### TASK STATEMENT
Using the material that follows, identify and copy each line with the string "identification".
* Start *
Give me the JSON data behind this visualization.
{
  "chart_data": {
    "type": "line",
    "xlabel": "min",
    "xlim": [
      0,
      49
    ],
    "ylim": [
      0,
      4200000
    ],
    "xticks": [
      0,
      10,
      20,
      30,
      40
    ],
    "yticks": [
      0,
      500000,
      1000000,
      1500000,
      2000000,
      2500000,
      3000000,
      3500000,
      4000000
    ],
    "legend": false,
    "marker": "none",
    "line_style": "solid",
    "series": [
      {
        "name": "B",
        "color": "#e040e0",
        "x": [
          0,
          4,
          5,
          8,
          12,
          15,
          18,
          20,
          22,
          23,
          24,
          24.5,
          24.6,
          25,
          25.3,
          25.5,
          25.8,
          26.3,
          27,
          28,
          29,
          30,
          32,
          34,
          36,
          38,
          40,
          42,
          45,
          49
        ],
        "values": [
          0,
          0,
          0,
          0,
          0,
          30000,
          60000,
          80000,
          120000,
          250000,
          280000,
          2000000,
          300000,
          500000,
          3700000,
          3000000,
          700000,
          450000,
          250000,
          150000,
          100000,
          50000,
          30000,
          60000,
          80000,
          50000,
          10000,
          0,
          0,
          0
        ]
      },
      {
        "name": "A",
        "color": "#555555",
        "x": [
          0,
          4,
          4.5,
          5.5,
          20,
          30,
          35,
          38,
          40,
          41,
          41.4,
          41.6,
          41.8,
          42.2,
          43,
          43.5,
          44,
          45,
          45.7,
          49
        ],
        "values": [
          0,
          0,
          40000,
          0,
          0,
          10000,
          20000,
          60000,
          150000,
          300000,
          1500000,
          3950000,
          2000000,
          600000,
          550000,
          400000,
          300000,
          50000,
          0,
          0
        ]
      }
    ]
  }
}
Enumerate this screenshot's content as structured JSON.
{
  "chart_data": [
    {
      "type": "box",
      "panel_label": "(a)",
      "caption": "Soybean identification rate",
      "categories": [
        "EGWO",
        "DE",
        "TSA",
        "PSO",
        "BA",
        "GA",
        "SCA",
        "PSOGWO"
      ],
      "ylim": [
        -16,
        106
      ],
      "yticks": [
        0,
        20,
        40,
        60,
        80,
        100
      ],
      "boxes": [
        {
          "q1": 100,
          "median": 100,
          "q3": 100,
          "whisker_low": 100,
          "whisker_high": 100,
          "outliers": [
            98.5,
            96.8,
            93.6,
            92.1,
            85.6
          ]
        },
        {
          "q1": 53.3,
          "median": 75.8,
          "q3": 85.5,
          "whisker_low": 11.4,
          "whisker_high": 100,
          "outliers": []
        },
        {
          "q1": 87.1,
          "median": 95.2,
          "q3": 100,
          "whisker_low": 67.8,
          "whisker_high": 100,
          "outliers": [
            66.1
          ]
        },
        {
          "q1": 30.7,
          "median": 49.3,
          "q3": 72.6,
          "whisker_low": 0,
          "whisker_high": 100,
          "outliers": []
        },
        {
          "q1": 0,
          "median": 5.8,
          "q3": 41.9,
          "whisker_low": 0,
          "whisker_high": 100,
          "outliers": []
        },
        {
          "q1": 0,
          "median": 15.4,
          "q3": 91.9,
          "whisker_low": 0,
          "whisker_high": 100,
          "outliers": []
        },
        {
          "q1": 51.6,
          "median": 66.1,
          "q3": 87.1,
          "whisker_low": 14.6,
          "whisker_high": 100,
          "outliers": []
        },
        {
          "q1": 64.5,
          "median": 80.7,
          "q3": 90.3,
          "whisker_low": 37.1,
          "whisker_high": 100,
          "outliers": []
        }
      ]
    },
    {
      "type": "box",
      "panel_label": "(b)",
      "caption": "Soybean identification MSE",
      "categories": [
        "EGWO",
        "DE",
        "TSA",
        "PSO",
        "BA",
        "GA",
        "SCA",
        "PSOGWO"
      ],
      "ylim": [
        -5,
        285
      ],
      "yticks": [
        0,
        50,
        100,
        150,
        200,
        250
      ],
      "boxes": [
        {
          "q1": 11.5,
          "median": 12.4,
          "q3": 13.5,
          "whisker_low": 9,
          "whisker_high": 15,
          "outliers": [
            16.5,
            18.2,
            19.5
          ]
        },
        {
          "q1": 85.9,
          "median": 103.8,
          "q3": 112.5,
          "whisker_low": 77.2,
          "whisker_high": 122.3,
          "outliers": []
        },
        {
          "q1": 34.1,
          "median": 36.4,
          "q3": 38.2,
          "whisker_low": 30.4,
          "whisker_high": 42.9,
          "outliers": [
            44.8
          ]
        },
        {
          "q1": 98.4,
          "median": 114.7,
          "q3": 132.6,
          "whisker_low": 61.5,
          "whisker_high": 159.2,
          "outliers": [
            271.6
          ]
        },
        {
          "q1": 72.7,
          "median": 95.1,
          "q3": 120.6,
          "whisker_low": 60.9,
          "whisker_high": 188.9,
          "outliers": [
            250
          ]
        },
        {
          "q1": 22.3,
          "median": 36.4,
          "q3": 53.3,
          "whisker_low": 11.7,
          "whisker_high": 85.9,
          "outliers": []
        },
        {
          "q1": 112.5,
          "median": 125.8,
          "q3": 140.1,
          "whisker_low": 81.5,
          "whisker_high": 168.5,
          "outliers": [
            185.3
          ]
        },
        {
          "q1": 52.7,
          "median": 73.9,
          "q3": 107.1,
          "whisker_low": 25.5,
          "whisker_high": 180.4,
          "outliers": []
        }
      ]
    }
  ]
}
* End *
### COMPLETED EXERCISE
      "caption": "Soybean identification rate",
      "caption": "Soybean identification MSE",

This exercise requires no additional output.